Instructions to follow -> Copy each line where the word "صحيح" occurs.

[Records]
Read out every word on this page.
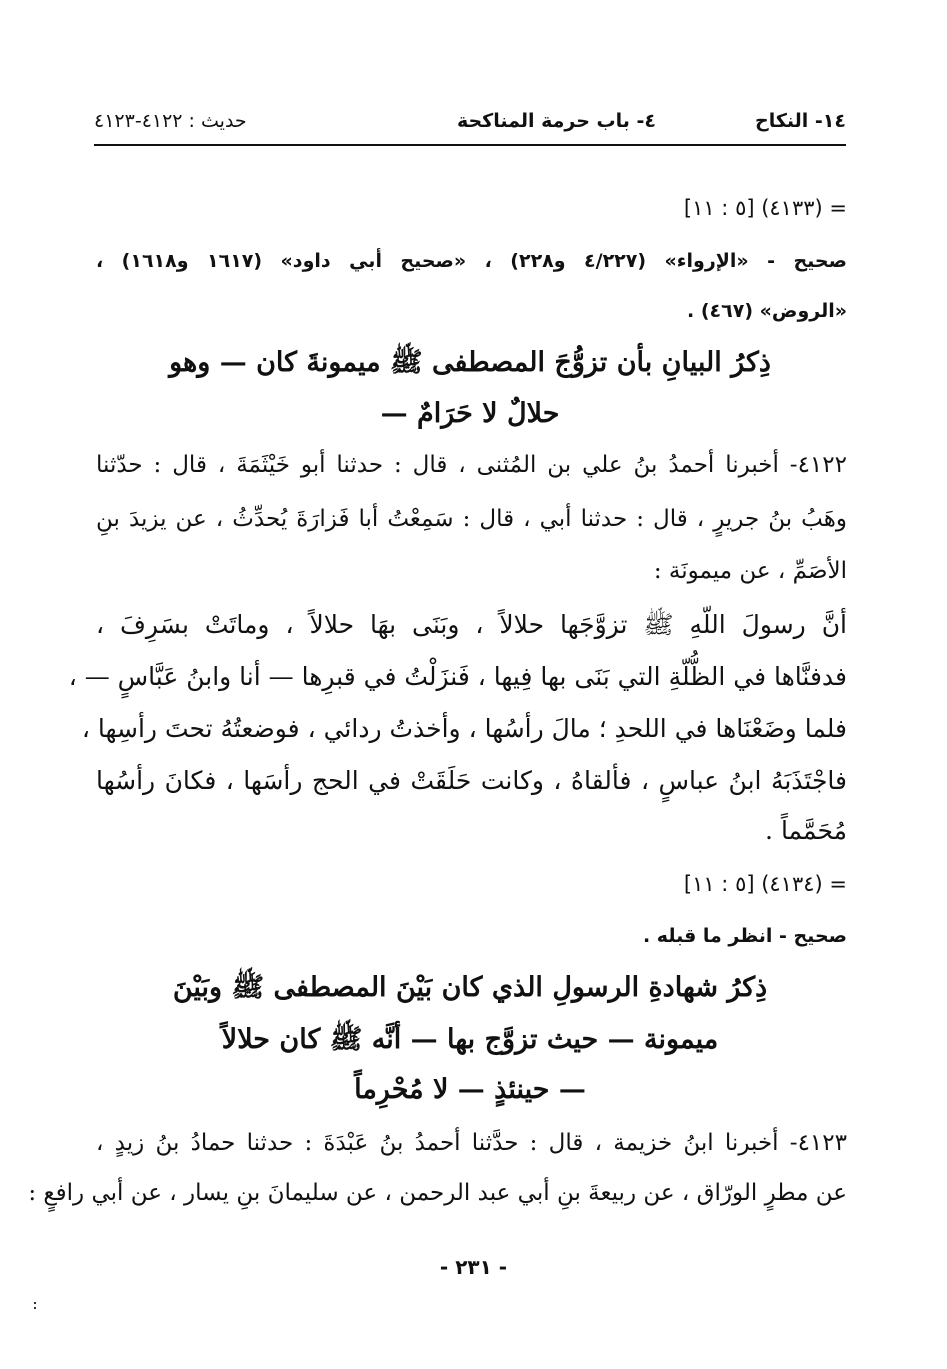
١٤- النكاح
٤- باب حرمة المناكحة
حديث : ٤١٢٢-٤١٢٣
= (٤١٣٣) [٥ : ١١]
صحيح - «الإرواء» (٤/٢٢٧ و٢٢٨) ، «صحيح أبي داود» (١٦١٧ و١٦١٨) ،
«الروض» (٤٦٧) .
ذِكرُ البيانِ بأن تزوُّجَ المصطفى ﷺ ميمونةَ كان — وهو
حلالٌ لا حَرَامٌ —
٤١٢٢- أخبرنا أحمدُ بنُ علي بن المُثنى ، قال : حدثنا أبو خَيْثَمَةَ ، قال : حدّثنا
وهَبُ بنُ جريرٍ ، قال : حدثنا أبي ، قال : سَمِعْتُ أبا فَزارَةَ يُحدِّثُ ، عن يزيدَ بنِ
الأصَمِّ ، عن ميمونَة :
أنَّ رسولَ اللّهِ ﷺ تزوَّجَها حلالاً ، وبَنَى بهَا حلالاً ، وماتَتْ بسَرِفَ ،
فدفنَّاها في الظُّلّةِ التي بَنَى بها فِيها ، فَنزَلْتُ في قبرِها — أنا وابنُ عَبَّاسٍ — ،
فلما وضَعْنَاها في اللحدِ ؛ مالَ رأسُها ، وأخذتُ ردائي ، فوضعتُهُ تحتَ رأسِها ،
فاجْتَذَبَهُ ابنُ عباسٍ ، فألقاهُ ، وكانت حَلَقَتْ في الحج رأسَها ، فكانَ رأسُها
مُحَمَّماً .
= (٤١٣٤) [٥ : ١١]
صحيح - انظر ما قبله .
ذِكرُ شهادةِ الرسولِ الذي كان بَيْنَ المصطفى ﷺ وبَيْنَ
ميمونة — حيث تزوَّج بها — أنَّه ﷺ كان حلالاً
— حينئذٍ — لا مُحْرِماً
٤١٢٣- أخبرنا ابنُ خزيمة ، قال : حدَّثنا أحمدُ بنُ عَبْدَةَ : حدثنا حمادُ بنُ زيدٍ ،
عن مطرٍ الورّاق ، عن ربيعةَ بنِ أبي عبد الرحمن ، عن سليمانَ بنِ يسار ، عن أبي رافعٍ :
- ٢٣١ -
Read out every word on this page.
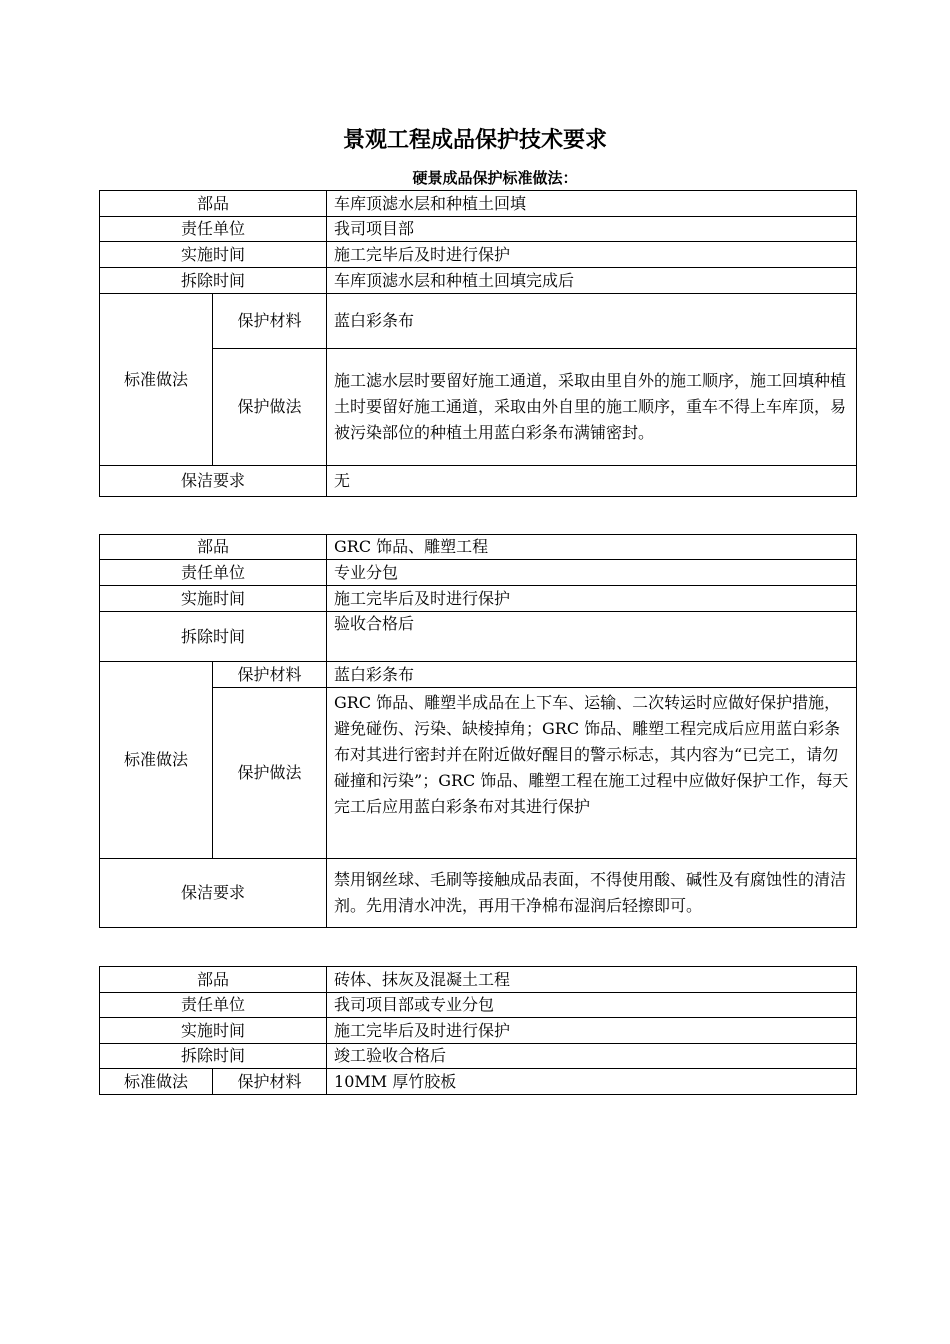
景观工程成品保护技术要求
硬景成品保护标准做法：
部品		车库顶滤水层和种植土回填
责任单位		我司项目部
实施时间		施工完毕后及时进行保护
拆除时间		车库顶滤水层和种植土回填完成后
标准做法	保护材料	蓝白彩条布
	保护做法	施工滤水层时要留好施工通道，采取由里自外的施工顺序，施工回填种植土时要留好施工通道，采取由外自里的施工顺序，重车不得上车库顶，易被污染部位的种植土用蓝白彩条布满铺密封。
保洁要求		无
部品		GRC 饰品、雕塑工程
责任单位		专业分包
实施时间		施工完毕后及时进行保护
拆除时间		验收合格后
标准做法	保护材料	蓝白彩条布
	保护做法	GRC 饰品、雕塑半成品在上下车、运输、二次转运时应做好保护措施，避免碰伤、污染、缺棱掉角；GRC 饰品、雕塑工程完成后应用蓝白彩条布对其进行密封并在附近做好醒目的警示标志，其内容为“已完工，请勿碰撞和污染”；GRC 饰品、雕塑工程在施工过程中应做好保护工作，每天完工后应用蓝白彩条布对其进行保护
保洁要求		禁用钢丝球、毛刷等接触成品表面，不得使用酸、碱性及有腐蚀性的清洁剂。先用清水冲洗，再用干净棉布湿润后轻擦即可。
部品		砖体、抹灰及混凝土工程
责任单位		我司项目部或专业分包
实施时间		施工完毕后及时进行保护
拆除时间		竣工验收合格后
标准做法	保护材料	10MM 厚竹胶板
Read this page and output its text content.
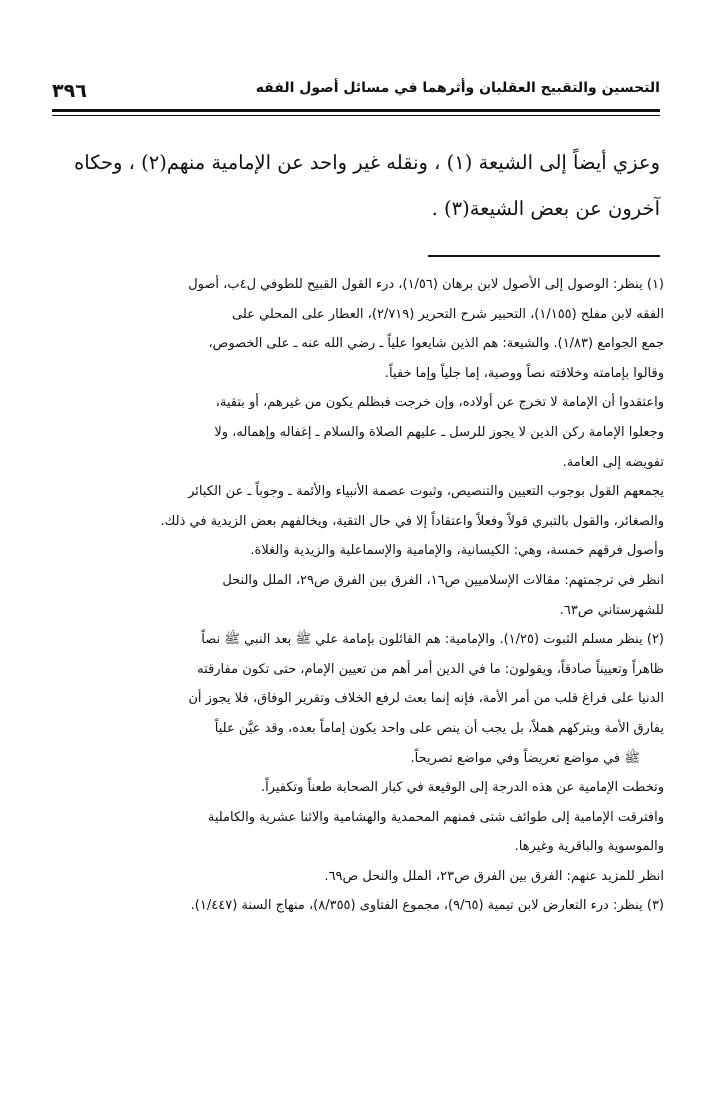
٣٩٦	التحسين والتقبيح العقليان وأثرهما في مسائل أصول الفقه
وعزي أيضاً إلى الشيعة (١) ، ونقله غير واحد عن الإمامية منهم(٢) ، وحكاه
آخرون عن بعض الشيعة(٣) .
(١) ينظر: الوصول إلى الأصول لابن برهان (١/٥٦)، درء القول القبيح للطوفي ل٤ب، أصول
الفقه لابن مفلح (١/١٥٥)، التحبير شرح التحرير (٢/٧١٩)، العطار على المحلي على
جمع الجوامع (١/٨٣). والشيعة: هم الذين شايعوا علياً ـ رضي الله عنه ـ على الخصوص،
وقالوا بإمامته وخلافته نصاً ووصية، إما جلياً وإما خفياً.
واعتقدوا أن الإمامة لا تخرج عن أولاده، وإن خرجت فبظلم يكون من غيرهم، أو بتقية،
وجعلوا الإمامة ركن الدين لا يجوز للرسل ـ عليهم الصلاة والسلام ـ إغفاله وإهماله، ولا
تفويضه إلى العامة.
يجمعهم القول بوجوب التعيين والتنصيص، وثبوت عصمة الأنبياء والأئمة ـ وجوباً ـ عن الكبائر
والصغائر، والقول بالتبري قولاً وفعلاً واعتقاداً إلا في حال التقية، ويخالفهم بعض الزيدية في ذلك.
وأصول فرقهم خمسة، وهي: الكيسانية، والإمامية والإسماعلية والزيدية والغلاة.
انظر في ترجمتهم: مقالات الإسلاميين ص١٦، الفرق بين الفرق ص٢٩، الملل والنحل
للشهرستاني ص٦٣.
(٢) ينظر مسلم الثبوت (١/٢٥). والإمامية: هم القائلون بإمامة علي ﷺ بعد النبي ﷺ نصاً
ظاهراً وتعييناً صادقاً، ويقولون: ما في الدين أمر أهم من تعيين الإمام، حتى تكون مفارقته
الدنيا على فراغ قلب من أمر الأمة، فإنه إنما بعث لرفع الخلاف وتقرير الوفاق، فلا يجوز أن
يفارق الأمة ويتركهم هملاً، بل يجب أن ينص على واحد يكون إماماً بعده، وقد عيَّن علياً
ﷺ في مواضع تعريضاً وفي مواضع تصريحاً.
وتخطت الإمامية عن هذه الدرجة إلى الوقيعة في كبار الصحابة طعناً وتكفيراً.
وافترقت الإمامية إلى طوائف شتى فمنهم المحمدية والهشامية والاثنا عشرية والكاملية
والموسوية والباقرية وغيرها.
انظر للمزيد عنهم: الفرق بين الفرق ص٢٣، الملل والنحل ص٦٩.
(٣) ينظر: درء التعارض لابن تيمية (٩/٦٥)، مجموع الفتاوى (٨/٣٥٥)، منهاج السنة (١/٤٤٧).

Result of the exercise ->
صحيح - «الإرواء» (٤/٢٢٧ و٢٢٨) ، «صحيح أبي داود» (١٦١٧ و١٦١٨) ،
صحيح - انظر ما قبله .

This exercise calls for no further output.